### WRITTEN EXERCISE
Check each line for the string "style". Give only the count of lines that have it.

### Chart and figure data
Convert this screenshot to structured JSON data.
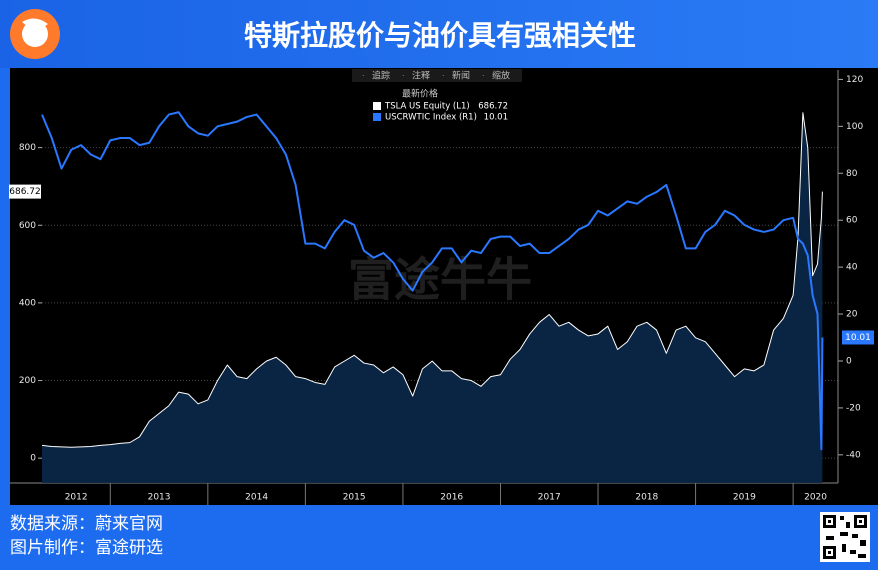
{
  "header": {
    "title": "特斯拉股价与油价具有强相关性"
  },
  "footer": {
    "source": "数据来源：蔚来官网",
    "maker": "图片制作：富途研选"
  },
  "watermark": "富途牛牛",
  "toolbar": [
    "追踪",
    "注释",
    "新闻",
    "缩放"
  ],
  "chart_data": {
    "type": "line",
    "legend_title": "最新价格",
    "x": [
      2012.3,
      2012.4,
      2012.5,
      2012.6,
      2012.7,
      2012.8,
      2012.9,
      2013.0,
      2013.1,
      2013.2,
      2013.3,
      2013.4,
      2013.5,
      2013.6,
      2013.7,
      2013.8,
      2013.9,
      2014.0,
      2014.1,
      2014.2,
      2014.3,
      2014.4,
      2014.5,
      2014.6,
      2014.7,
      2014.8,
      2014.9,
      2015.0,
      2015.1,
      2015.2,
      2015.3,
      2015.4,
      2015.5,
      2015.6,
      2015.7,
      2015.8,
      2015.9,
      2016.0,
      2016.1,
      2016.2,
      2016.3,
      2016.4,
      2016.5,
      2016.6,
      2016.7,
      2016.8,
      2016.9,
      2017.0,
      2017.1,
      2017.2,
      2017.3,
      2017.4,
      2017.5,
      2017.6,
      2017.7,
      2017.8,
      2017.9,
      2018.0,
      2018.1,
      2018.2,
      2018.3,
      2018.4,
      2018.5,
      2018.6,
      2018.7,
      2018.8,
      2018.9,
      2019.0,
      2019.1,
      2019.2,
      2019.3,
      2019.4,
      2019.5,
      2019.6,
      2019.7,
      2019.8,
      2019.9,
      2020.0,
      2020.05,
      2020.1,
      2020.15,
      2020.2,
      2020.25,
      2020.29,
      2020.3
    ],
    "series": [
      {
        "name": "TSLA US Equity  (L1)",
        "color": "#ffffff",
        "area_color": "#0b2747",
        "axis": "y",
        "values": [
          33,
          30,
          29,
          28,
          29,
          30,
          33,
          35,
          38,
          40,
          55,
          95,
          115,
          135,
          170,
          165,
          140,
          150,
          200,
          240,
          210,
          205,
          230,
          250,
          260,
          240,
          210,
          205,
          195,
          190,
          235,
          250,
          265,
          245,
          240,
          220,
          235,
          215,
          160,
          230,
          250,
          225,
          225,
          205,
          200,
          185,
          210,
          215,
          255,
          280,
          320,
          350,
          370,
          340,
          350,
          330,
          315,
          320,
          340,
          280,
          300,
          340,
          350,
          330,
          270,
          330,
          340,
          310,
          300,
          270,
          240,
          210,
          230,
          225,
          240,
          330,
          360,
          420,
          570,
          890,
          800,
          470,
          500,
          620,
          686.72
        ]
      },
      {
        "name": "USCRWTIC Index  (R1)",
        "color": "#2a78ff",
        "axis": "y2",
        "values": [
          105,
          95,
          82,
          90,
          92,
          88,
          86,
          94,
          95,
          95,
          92,
          93,
          100,
          105,
          106,
          100,
          97,
          96,
          100,
          101,
          102,
          104,
          105,
          100,
          95,
          88,
          75,
          50,
          50,
          48,
          55,
          60,
          58,
          47,
          44,
          46,
          42,
          35,
          30,
          38,
          42,
          48,
          48,
          42,
          47,
          46,
          52,
          53,
          53,
          49,
          50,
          46,
          46,
          49,
          52,
          56,
          58,
          64,
          62,
          65,
          68,
          67,
          70,
          72,
          75,
          62,
          48,
          48,
          55,
          58,
          64,
          62,
          58,
          56,
          55,
          56,
          60,
          61,
          52,
          50,
          45,
          28,
          20,
          -37.63,
          10.01
        ]
      }
    ],
    "xlim": [
      2012.3,
      2020.46
    ],
    "xticks": [
      {
        "value": 2012,
        "label": "2012"
      },
      {
        "value": 2013,
        "label": "2013"
      },
      {
        "value": 2014,
        "label": "2014"
      },
      {
        "value": 2015,
        "label": "2015"
      },
      {
        "value": 2016,
        "label": "2016"
      },
      {
        "value": 2017,
        "label": "2017"
      },
      {
        "value": 2018,
        "label": "2018"
      },
      {
        "value": 2019,
        "label": "2019"
      },
      {
        "value": 2020,
        "label": "2020"
      }
    ],
    "ylim": [
      -64,
      1000
    ],
    "yticks": [
      0,
      200,
      400,
      600,
      800
    ],
    "y2lim": [
      -52,
      124
    ],
    "y2ticks": [
      -40,
      -20,
      0,
      20,
      40,
      60,
      80,
      100,
      120
    ],
    "grid": true
  }
}
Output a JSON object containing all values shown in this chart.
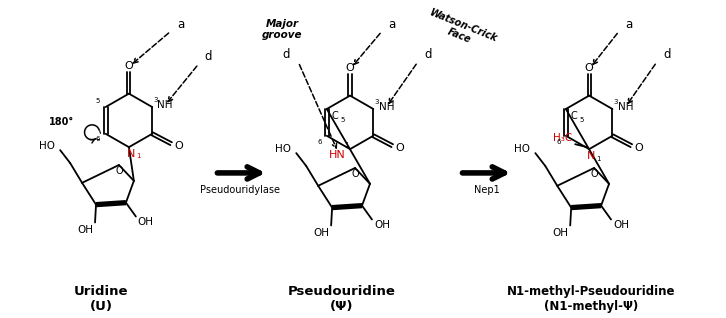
{
  "background": "#ffffff",
  "black_color": "#000000",
  "red_color": "#cc0000",
  "mol1_name": "Uridine",
  "mol1_sym": "(U)",
  "mol2_name": "Pseudouridine",
  "mol2_sym": "(Ψ)",
  "mol3_name": "N1-methyl-Pseudouridine",
  "mol3_sym": "(N1-methyl-Ψ)",
  "arrow1_label": "Pseudouridylase",
  "arrow2_label": "Nep1",
  "major_groove": "Major\ngroove",
  "watson_crick": "Watson-Crick\nFace",
  "angle_label": "180°",
  "label_a": "a",
  "label_d": "d"
}
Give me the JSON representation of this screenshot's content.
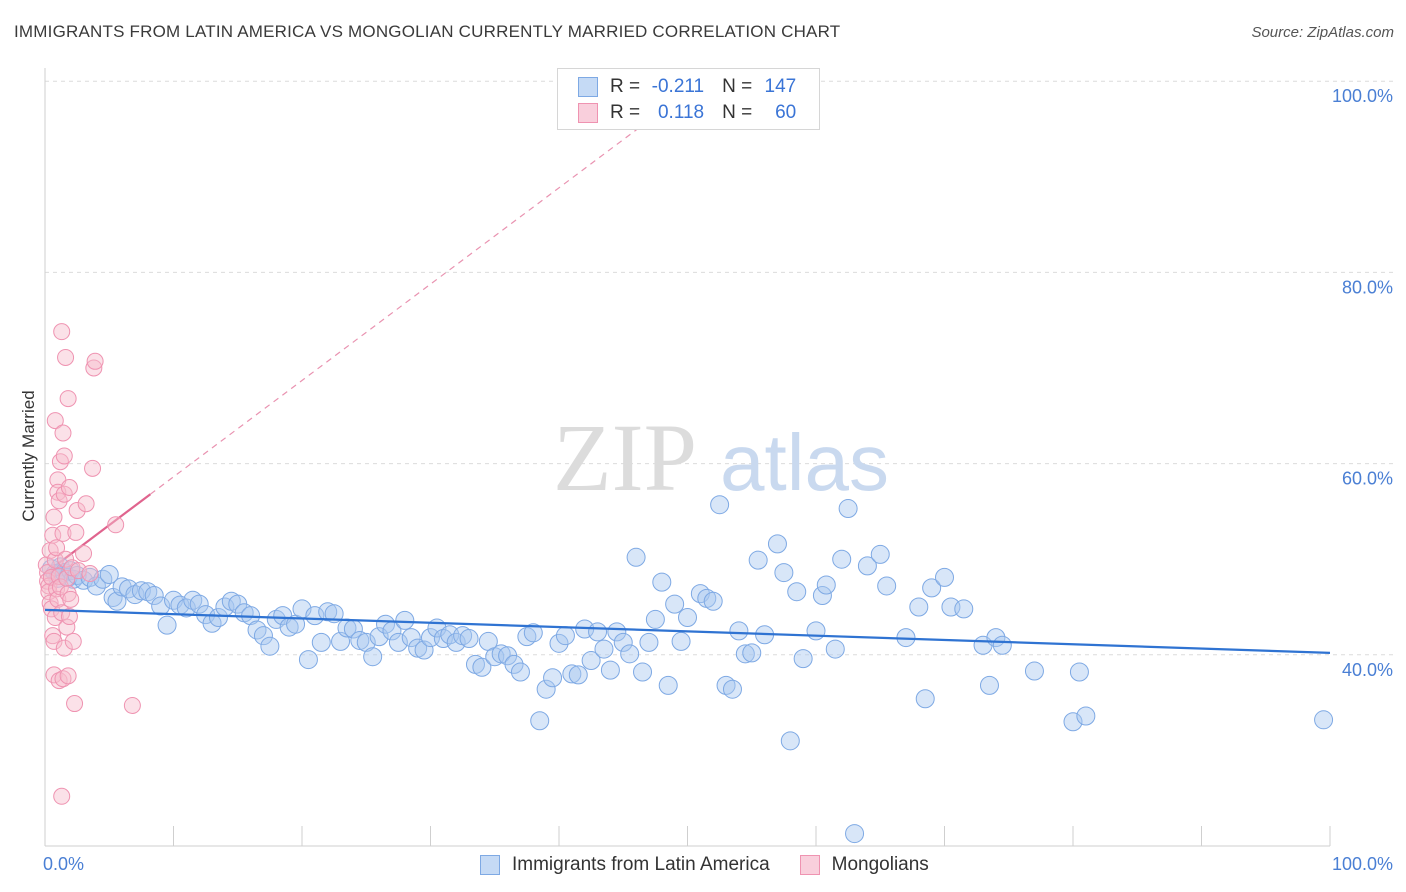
{
  "title": "IMMIGRANTS FROM LATIN AMERICA VS MONGOLIAN CURRENTLY MARRIED CORRELATION CHART",
  "source": "Source: ZipAtlas.com",
  "watermark": {
    "zip": "ZIP",
    "atlas": "atlas"
  },
  "colors": {
    "blue_fill": "#a9c8ef",
    "blue_stroke": "#7ea9e4",
    "blue_line": "#2f73d2",
    "pink_fill": "#f6bccd",
    "pink_stroke": "#ef93b1",
    "pink_line": "#e0648e",
    "grid": "#dcdcdc",
    "tick_text": "#4a7fd4"
  },
  "legend_top": [
    {
      "series": "blue",
      "r_label": "R =",
      "r_value": "-0.211",
      "n_label": "N =",
      "n_value": "147"
    },
    {
      "series": "pink",
      "r_label": "R =",
      "r_value": "0.118",
      "n_label": "N =",
      "n_value": "60"
    }
  ],
  "legend_bottom": [
    {
      "series": "blue",
      "label": "Immigrants from Latin America"
    },
    {
      "series": "pink",
      "label": "Mongolians"
    }
  ],
  "chart_data": {
    "type": "scatter",
    "title": "IMMIGRANTS FROM LATIN AMERICA VS MONGOLIAN CURRENTLY MARRIED CORRELATION CHART",
    "xlabel": "",
    "ylabel": "Currently Married",
    "xlim": [
      0,
      100
    ],
    "ylim": [
      20,
      102
    ],
    "x_tick_labels": [
      {
        "value": 0,
        "label": "0.0%"
      },
      {
        "value": 100,
        "label": "100.0%"
      }
    ],
    "y_tick_labels": [
      {
        "value": 40,
        "label": "40.0%"
      },
      {
        "value": 60,
        "label": "60.0%"
      },
      {
        "value": 80,
        "label": "80.0%"
      },
      {
        "value": 100,
        "label": "100.0%"
      }
    ],
    "grid_y": [
      40,
      60,
      80,
      100
    ],
    "series": [
      {
        "name": "Immigrants from Latin America",
        "color": "blue",
        "r": -0.211,
        "n": 147,
        "trend": {
          "x": [
            0,
            100
          ],
          "y": [
            44.7,
            40.2
          ],
          "style": "solid"
        },
        "points": [
          [
            0.5,
            49.0
          ],
          [
            0.8,
            48.5
          ],
          [
            1.0,
            48.0
          ],
          [
            1.2,
            49.2
          ],
          [
            1.5,
            48.6
          ],
          [
            1.8,
            48.1
          ],
          [
            2.0,
            48.8
          ],
          [
            2.2,
            47.9
          ],
          [
            2.5,
            48.3
          ],
          [
            3.0,
            47.8
          ],
          [
            3.5,
            48.1
          ],
          [
            4.0,
            47.2
          ],
          [
            4.5,
            47.9
          ],
          [
            5.0,
            48.4
          ],
          [
            5.3,
            46.0
          ],
          [
            5.6,
            45.6
          ],
          [
            6.0,
            47.1
          ],
          [
            6.5,
            46.9
          ],
          [
            7.0,
            46.3
          ],
          [
            7.5,
            46.7
          ],
          [
            8.0,
            46.6
          ],
          [
            8.5,
            46.2
          ],
          [
            9.0,
            45.1
          ],
          [
            9.5,
            43.1
          ],
          [
            10.0,
            45.7
          ],
          [
            10.5,
            45.2
          ],
          [
            11.0,
            44.9
          ],
          [
            11.5,
            45.7
          ],
          [
            12.0,
            45.3
          ],
          [
            12.5,
            44.2
          ],
          [
            13.0,
            43.3
          ],
          [
            13.5,
            43.9
          ],
          [
            14.0,
            45.0
          ],
          [
            14.5,
            45.6
          ],
          [
            15.0,
            45.3
          ],
          [
            15.5,
            44.4
          ],
          [
            16.0,
            44.1
          ],
          [
            16.5,
            42.6
          ],
          [
            17.0,
            42.0
          ],
          [
            17.5,
            40.9
          ],
          [
            18.0,
            43.7
          ],
          [
            18.5,
            44.1
          ],
          [
            19.0,
            42.9
          ],
          [
            19.5,
            43.2
          ],
          [
            20.0,
            44.8
          ],
          [
            20.5,
            39.5
          ],
          [
            21.0,
            44.1
          ],
          [
            21.5,
            41.3
          ],
          [
            22.0,
            44.5
          ],
          [
            22.5,
            44.3
          ],
          [
            23.0,
            41.4
          ],
          [
            23.5,
            42.8
          ],
          [
            24.0,
            42.7
          ],
          [
            24.5,
            41.5
          ],
          [
            25.0,
            41.3
          ],
          [
            25.5,
            39.8
          ],
          [
            26.0,
            41.9
          ],
          [
            26.5,
            43.2
          ],
          [
            27.0,
            42.5
          ],
          [
            27.5,
            41.3
          ],
          [
            28.0,
            43.6
          ],
          [
            28.5,
            41.8
          ],
          [
            29.0,
            40.7
          ],
          [
            29.5,
            40.5
          ],
          [
            30.0,
            41.8
          ],
          [
            30.5,
            42.8
          ],
          [
            31.0,
            41.7
          ],
          [
            31.5,
            42.1
          ],
          [
            32.0,
            41.3
          ],
          [
            32.5,
            42.0
          ],
          [
            33.0,
            41.7
          ],
          [
            33.5,
            39.0
          ],
          [
            34.0,
            38.7
          ],
          [
            34.5,
            41.4
          ],
          [
            35.0,
            39.8
          ],
          [
            35.5,
            40.1
          ],
          [
            36.0,
            39.9
          ],
          [
            36.5,
            39.0
          ],
          [
            37.0,
            38.2
          ],
          [
            37.5,
            41.9
          ],
          [
            38.0,
            42.3
          ],
          [
            38.5,
            33.1
          ],
          [
            39.0,
            36.4
          ],
          [
            39.5,
            37.6
          ],
          [
            40.0,
            41.2
          ],
          [
            40.5,
            42.0
          ],
          [
            41.0,
            38.0
          ],
          [
            41.5,
            37.9
          ],
          [
            42.0,
            42.7
          ],
          [
            42.5,
            39.4
          ],
          [
            43.0,
            42.4
          ],
          [
            43.5,
            40.6
          ],
          [
            44.0,
            38.4
          ],
          [
            44.5,
            42.4
          ],
          [
            45.0,
            41.3
          ],
          [
            45.5,
            40.1
          ],
          [
            46.0,
            50.2
          ],
          [
            46.5,
            38.2
          ],
          [
            47.0,
            41.3
          ],
          [
            47.5,
            43.7
          ],
          [
            48.0,
            47.6
          ],
          [
            48.5,
            36.8
          ],
          [
            49.0,
            45.3
          ],
          [
            49.5,
            41.4
          ],
          [
            50.0,
            43.9
          ],
          [
            51.0,
            46.4
          ],
          [
            51.5,
            45.9
          ],
          [
            52.0,
            45.6
          ],
          [
            52.5,
            55.7
          ],
          [
            53.0,
            36.8
          ],
          [
            53.5,
            36.4
          ],
          [
            54.0,
            42.5
          ],
          [
            54.5,
            40.1
          ],
          [
            55.0,
            40.2
          ],
          [
            55.5,
            49.9
          ],
          [
            56.0,
            42.1
          ],
          [
            57.0,
            51.6
          ],
          [
            57.5,
            48.6
          ],
          [
            58.0,
            31.0
          ],
          [
            58.5,
            46.6
          ],
          [
            59.0,
            39.6
          ],
          [
            60.0,
            42.5
          ],
          [
            60.5,
            46.2
          ],
          [
            60.8,
            47.3
          ],
          [
            61.5,
            40.6
          ],
          [
            62.0,
            50.0
          ],
          [
            62.5,
            55.3
          ],
          [
            63.0,
            21.3
          ],
          [
            64.0,
            49.3
          ],
          [
            65.0,
            50.5
          ],
          [
            65.5,
            47.2
          ],
          [
            67.0,
            41.8
          ],
          [
            68.0,
            45.0
          ],
          [
            68.5,
            35.4
          ],
          [
            69.0,
            47.0
          ],
          [
            70.0,
            48.1
          ],
          [
            70.5,
            45.0
          ],
          [
            71.5,
            44.8
          ],
          [
            73.0,
            41.0
          ],
          [
            73.5,
            36.8
          ],
          [
            74.0,
            41.8
          ],
          [
            74.5,
            41.0
          ],
          [
            77.0,
            38.3
          ],
          [
            80.0,
            33.0
          ],
          [
            80.5,
            38.2
          ],
          [
            81.0,
            33.6
          ],
          [
            99.5,
            33.2
          ]
        ]
      },
      {
        "name": "Mongolians",
        "color": "pink",
        "r": 0.118,
        "n": 60,
        "trend": {
          "x": [
            0,
            8.2
          ],
          "y": [
            48.5,
            56.8
          ],
          "style": "solid",
          "extension": {
            "x": [
              8.2,
              46.5
            ],
            "y": [
              56.8,
              95.4
            ],
            "style": "dashed"
          }
        },
        "points": [
          [
            0.1,
            49.4
          ],
          [
            0.2,
            48.6
          ],
          [
            0.2,
            47.7
          ],
          [
            0.3,
            47.2
          ],
          [
            0.3,
            46.6
          ],
          [
            0.4,
            50.9
          ],
          [
            0.4,
            45.4
          ],
          [
            0.5,
            48.1
          ],
          [
            0.5,
            44.8
          ],
          [
            0.6,
            52.5
          ],
          [
            0.6,
            42.0
          ],
          [
            0.7,
            54.4
          ],
          [
            0.7,
            41.4
          ],
          [
            0.7,
            37.9
          ],
          [
            0.8,
            64.5
          ],
          [
            0.8,
            49.9
          ],
          [
            0.8,
            43.9
          ],
          [
            0.9,
            51.2
          ],
          [
            0.9,
            46.9
          ],
          [
            1.0,
            58.3
          ],
          [
            1.0,
            57.0
          ],
          [
            1.0,
            45.8
          ],
          [
            1.1,
            56.1
          ],
          [
            1.1,
            48.2
          ],
          [
            1.1,
            37.3
          ],
          [
            1.2,
            60.2
          ],
          [
            1.2,
            47.1
          ],
          [
            1.3,
            73.8
          ],
          [
            1.3,
            44.4
          ],
          [
            1.3,
            25.2
          ],
          [
            1.4,
            63.2
          ],
          [
            1.4,
            52.7
          ],
          [
            1.4,
            37.5
          ],
          [
            1.5,
            60.8
          ],
          [
            1.5,
            56.8
          ],
          [
            1.5,
            40.7
          ],
          [
            1.6,
            71.1
          ],
          [
            1.6,
            50.0
          ],
          [
            1.7,
            48.0
          ],
          [
            1.7,
            42.9
          ],
          [
            1.8,
            66.8
          ],
          [
            1.8,
            46.4
          ],
          [
            1.8,
            37.8
          ],
          [
            1.9,
            57.5
          ],
          [
            1.9,
            44.0
          ],
          [
            2.0,
            45.8
          ],
          [
            2.1,
            49.1
          ],
          [
            2.2,
            41.4
          ],
          [
            2.3,
            34.9
          ],
          [
            2.4,
            52.8
          ],
          [
            2.5,
            55.1
          ],
          [
            2.6,
            48.8
          ],
          [
            3.0,
            50.6
          ],
          [
            3.2,
            55.8
          ],
          [
            3.5,
            48.5
          ],
          [
            3.7,
            59.5
          ],
          [
            3.8,
            70.0
          ],
          [
            3.9,
            70.7
          ],
          [
            5.5,
            53.6
          ],
          [
            6.8,
            34.7
          ]
        ]
      }
    ]
  }
}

### TASK RESULT
3